Collection entries
⁂

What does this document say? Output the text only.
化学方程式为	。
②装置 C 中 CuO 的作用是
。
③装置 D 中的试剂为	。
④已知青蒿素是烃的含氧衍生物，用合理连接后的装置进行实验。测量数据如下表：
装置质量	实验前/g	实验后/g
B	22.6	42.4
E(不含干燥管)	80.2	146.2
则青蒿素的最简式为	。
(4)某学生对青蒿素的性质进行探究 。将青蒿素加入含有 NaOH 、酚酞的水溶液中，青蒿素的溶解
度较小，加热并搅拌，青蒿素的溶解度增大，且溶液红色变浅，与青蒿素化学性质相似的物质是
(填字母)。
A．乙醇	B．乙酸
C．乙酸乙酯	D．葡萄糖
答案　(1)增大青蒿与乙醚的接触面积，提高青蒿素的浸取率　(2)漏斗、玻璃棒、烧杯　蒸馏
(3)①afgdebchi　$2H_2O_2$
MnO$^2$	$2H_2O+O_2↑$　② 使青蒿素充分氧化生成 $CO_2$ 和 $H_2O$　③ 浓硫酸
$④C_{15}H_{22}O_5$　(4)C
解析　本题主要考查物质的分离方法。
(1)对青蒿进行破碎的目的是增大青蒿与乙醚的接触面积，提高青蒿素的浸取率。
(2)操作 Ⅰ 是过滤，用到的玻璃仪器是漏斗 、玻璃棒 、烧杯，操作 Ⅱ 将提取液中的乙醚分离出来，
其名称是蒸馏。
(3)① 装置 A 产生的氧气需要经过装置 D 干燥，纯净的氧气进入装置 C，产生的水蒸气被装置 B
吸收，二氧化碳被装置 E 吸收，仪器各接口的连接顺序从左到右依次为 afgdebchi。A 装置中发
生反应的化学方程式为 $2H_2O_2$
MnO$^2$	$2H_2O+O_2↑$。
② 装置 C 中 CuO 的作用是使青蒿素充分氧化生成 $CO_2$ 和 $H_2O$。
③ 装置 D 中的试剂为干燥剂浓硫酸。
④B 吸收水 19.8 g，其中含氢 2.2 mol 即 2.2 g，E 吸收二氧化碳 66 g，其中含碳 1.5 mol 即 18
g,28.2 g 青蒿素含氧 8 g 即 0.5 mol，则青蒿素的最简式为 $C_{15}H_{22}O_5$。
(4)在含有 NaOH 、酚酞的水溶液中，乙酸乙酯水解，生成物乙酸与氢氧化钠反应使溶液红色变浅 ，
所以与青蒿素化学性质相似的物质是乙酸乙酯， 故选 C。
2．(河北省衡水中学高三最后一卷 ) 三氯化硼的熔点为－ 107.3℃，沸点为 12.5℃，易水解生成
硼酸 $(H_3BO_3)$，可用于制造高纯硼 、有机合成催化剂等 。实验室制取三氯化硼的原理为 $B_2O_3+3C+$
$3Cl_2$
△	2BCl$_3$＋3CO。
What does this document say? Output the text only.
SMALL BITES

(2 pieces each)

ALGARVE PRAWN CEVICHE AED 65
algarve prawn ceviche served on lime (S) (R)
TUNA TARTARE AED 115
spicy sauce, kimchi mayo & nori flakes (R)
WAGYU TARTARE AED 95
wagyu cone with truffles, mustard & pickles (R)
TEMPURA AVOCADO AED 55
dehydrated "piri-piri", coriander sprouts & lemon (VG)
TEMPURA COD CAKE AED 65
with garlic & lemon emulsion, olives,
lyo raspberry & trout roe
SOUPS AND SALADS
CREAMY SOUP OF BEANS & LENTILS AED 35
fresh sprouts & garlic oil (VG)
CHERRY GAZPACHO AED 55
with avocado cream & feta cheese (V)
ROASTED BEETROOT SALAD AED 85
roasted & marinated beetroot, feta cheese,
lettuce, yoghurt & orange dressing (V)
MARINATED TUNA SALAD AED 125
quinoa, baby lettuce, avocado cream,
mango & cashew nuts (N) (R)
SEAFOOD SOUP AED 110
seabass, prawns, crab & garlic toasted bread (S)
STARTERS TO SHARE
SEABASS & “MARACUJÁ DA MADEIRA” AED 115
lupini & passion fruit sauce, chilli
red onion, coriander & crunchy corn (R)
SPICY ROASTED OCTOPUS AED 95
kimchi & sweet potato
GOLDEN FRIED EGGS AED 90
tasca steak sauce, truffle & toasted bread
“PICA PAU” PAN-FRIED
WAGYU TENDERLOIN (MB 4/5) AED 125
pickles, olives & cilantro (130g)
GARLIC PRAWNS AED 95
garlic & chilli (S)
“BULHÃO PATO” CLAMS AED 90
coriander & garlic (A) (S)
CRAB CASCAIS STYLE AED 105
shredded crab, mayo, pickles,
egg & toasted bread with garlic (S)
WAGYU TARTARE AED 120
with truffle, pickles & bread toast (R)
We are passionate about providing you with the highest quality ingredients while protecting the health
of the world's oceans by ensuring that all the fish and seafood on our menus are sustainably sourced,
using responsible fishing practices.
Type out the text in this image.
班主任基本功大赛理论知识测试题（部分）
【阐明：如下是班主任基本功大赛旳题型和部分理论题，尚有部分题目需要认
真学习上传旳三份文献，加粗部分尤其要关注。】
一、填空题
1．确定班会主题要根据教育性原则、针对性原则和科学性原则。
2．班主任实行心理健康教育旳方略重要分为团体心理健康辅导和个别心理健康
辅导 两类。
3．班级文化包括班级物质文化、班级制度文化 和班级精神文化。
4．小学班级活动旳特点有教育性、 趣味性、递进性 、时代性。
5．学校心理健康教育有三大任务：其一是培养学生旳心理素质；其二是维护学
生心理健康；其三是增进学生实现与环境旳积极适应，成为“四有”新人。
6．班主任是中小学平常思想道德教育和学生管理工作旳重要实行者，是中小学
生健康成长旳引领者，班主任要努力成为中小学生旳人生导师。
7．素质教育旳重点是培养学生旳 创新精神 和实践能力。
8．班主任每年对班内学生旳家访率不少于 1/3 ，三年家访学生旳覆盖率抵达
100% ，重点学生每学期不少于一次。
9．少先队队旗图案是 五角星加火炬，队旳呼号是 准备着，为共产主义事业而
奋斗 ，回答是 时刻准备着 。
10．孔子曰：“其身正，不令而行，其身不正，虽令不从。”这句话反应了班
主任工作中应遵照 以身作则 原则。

⁂

Take the entries above and transcribe them exactly.

CORRECT OUTPUT:
What does this document say? Output the text only.
化学方程式为	。
②装置 C 中 CuO 的作用是
。
③装置 D 中的试剂为	。
④已知青蒿素是烃的含氧衍生物，用合理连接后的装置进行实验。测量数据如下表：
装置质量	实验前/g	实验后/g
B	22.6	42.4
E(不含干燥管)	80.2	146.2
则青蒿素的最简式为	。
(4)某学生对青蒿素的性质进行探究 。将青蒿素加入含有 NaOH 、酚酞的水溶液中，青蒿素的溶解
度较小，加热并搅拌，青蒿素的溶解度增大，且溶液红色变浅，与青蒿素化学性质相似的物质是
(填字母)。
A．乙醇	B．乙酸
C．乙酸乙酯	D．葡萄糖
答案　(1)增大青蒿与乙醚的接触面积，提高青蒿素的浸取率　(2)漏斗、玻璃棒、烧杯　蒸馏
(3)①afgdebchi　$2H_2O_2$
MnO$^2$	$2H_2O+O_2↑$　② 使青蒿素充分氧化生成 $CO_2$ 和 $H_2O$　③ 浓硫酸
$④C_{15}H_{22}O_5$　(4)C
解析　本题主要考查物质的分离方法。
(1)对青蒿进行破碎的目的是增大青蒿与乙醚的接触面积，提高青蒿素的浸取率。
(2)操作 Ⅰ 是过滤，用到的玻璃仪器是漏斗 、玻璃棒 、烧杯，操作 Ⅱ 将提取液中的乙醚分离出来，
其名称是蒸馏。
(3)① 装置 A 产生的氧气需要经过装置 D 干燥，纯净的氧气进入装置 C，产生的水蒸气被装置 B
吸收，二氧化碳被装置 E 吸收，仪器各接口的连接顺序从左到右依次为 afgdebchi。A 装置中发
生反应的化学方程式为 $2H_2O_2$
MnO$^2$	$2H_2O+O_2↑$。
② 装置 C 中 CuO 的作用是使青蒿素充分氧化生成 $CO_2$ 和 $H_2O$。
③ 装置 D 中的试剂为干燥剂浓硫酸。
④B 吸收水 19.8 g，其中含氢 2.2 mol 即 2.2 g，E 吸收二氧化碳 66 g，其中含碳 1.5 mol 即 18
g,28.2 g 青蒿素含氧 8 g 即 0.5 mol，则青蒿素的最简式为 $C_{15}H_{22}O_5$。
(4)在含有 NaOH 、酚酞的水溶液中，乙酸乙酯水解，生成物乙酸与氢氧化钠反应使溶液红色变浅 ，
所以与青蒿素化学性质相似的物质是乙酸乙酯， 故选 C。
2．(河北省衡水中学高三最后一卷 ) 三氯化硼的熔点为－ 107.3℃，沸点为 12.5℃，易水解生成
硼酸 $(H_3BO_3)$，可用于制造高纯硼 、有机合成催化剂等 。实验室制取三氯化硼的原理为 $B_2O_3+3C+$
$3Cl_2$
△	2BCl$_3$＋3CO。
What does this document say? Output the text only.
SMALL BITES

(2 pieces each)

ALGARVE PRAWN CEVICHE AED 65
algarve prawn ceviche served on lime (S) (R)
TUNA TARTARE AED 115
spicy sauce, kimchi mayo & nori flakes (R)
WAGYU TARTARE AED 95
wagyu cone with truffles, mustard & pickles (R)
TEMPURA AVOCADO AED 55
dehydrated "piri-piri", coriander sprouts & lemon (VG)
TEMPURA COD CAKE AED 65
with garlic & lemon emulsion, olives,
lyo raspberry & trout roe
SOUPS AND SALADS
CREAMY SOUP OF BEANS & LENTILS AED 35
fresh sprouts & garlic oil (VG)
CHERRY GAZPACHO AED 55
with avocado cream & feta cheese (V)
ROASTED BEETROOT SALAD AED 85
roasted & marinated beetroot, feta cheese,
lettuce, yoghurt & orange dressing (V)
MARINATED TUNA SALAD AED 125
quinoa, baby lettuce, avocado cream,
mango & cashew nuts (N) (R)
SEAFOOD SOUP AED 110
seabass, prawns, crab & garlic toasted bread (S)
STARTERS TO SHARE
SEABASS & “MARACUJÁ DA MADEIRA” AED 115
lupini & passion fruit sauce, chilli
red onion, coriander & crunchy corn (R)
SPICY ROASTED OCTOPUS AED 95
kimchi & sweet potato
GOLDEN FRIED EGGS AED 90
tasca steak sauce, truffle & toasted bread
“PICA PAU” PAN-FRIED
WAGYU TENDERLOIN (MB 4/5) AED 125
pickles, olives & cilantro (130g)
GARLIC PRAWNS AED 95
garlic & chilli (S)
“BULHÃO PATO” CLAMS AED 90
coriander & garlic (A) (S)
CRAB CASCAIS STYLE AED 105
shredded crab, mayo, pickles,
egg & toasted bread with garlic (S)
WAGYU TARTARE AED 120
with truffle, pickles & bread toast (R)
We are passionate about providing you with the highest quality ingredients while protecting the health
of the world's oceans by ensuring that all the fish and seafood on our menus are sustainably sourced,
using responsible fishing practices.
Type out the text in this image.
班主任基本功大赛理论知识测试题（部分）
【阐明：如下是班主任基本功大赛旳题型和部分理论题，尚有部分题目需要认
真学习上传旳三份文献，加粗部分尤其要关注。】
一、填空题
1．确定班会主题要根据教育性原则、针对性原则和科学性原则。
2．班主任实行心理健康教育旳方略重要分为团体心理健康辅导和个别心理健康
辅导 两类。
3．班级文化包括班级物质文化、班级制度文化 和班级精神文化。
4．小学班级活动旳特点有教育性、 趣味性、递进性 、时代性。
5．学校心理健康教育有三大任务：其一是培养学生旳心理素质；其二是维护学
生心理健康；其三是增进学生实现与环境旳积极适应，成为“四有”新人。
6．班主任是中小学平常思想道德教育和学生管理工作旳重要实行者，是中小学
生健康成长旳引领者，班主任要努力成为中小学生旳人生导师。
7．素质教育旳重点是培养学生旳 创新精神 和实践能力。
8．班主任每年对班内学生旳家访率不少于 1/3 ，三年家访学生旳覆盖率抵达
100% ，重点学生每学期不少于一次。
9．少先队队旗图案是 五角星加火炬，队旳呼号是 准备着，为共产主义事业而
奋斗 ，回答是 时刻准备着 。
10．孔子曰：“其身正，不令而行，其身不正，虽令不从。”这句话反应了班
主任工作中应遵照 以身作则 原则。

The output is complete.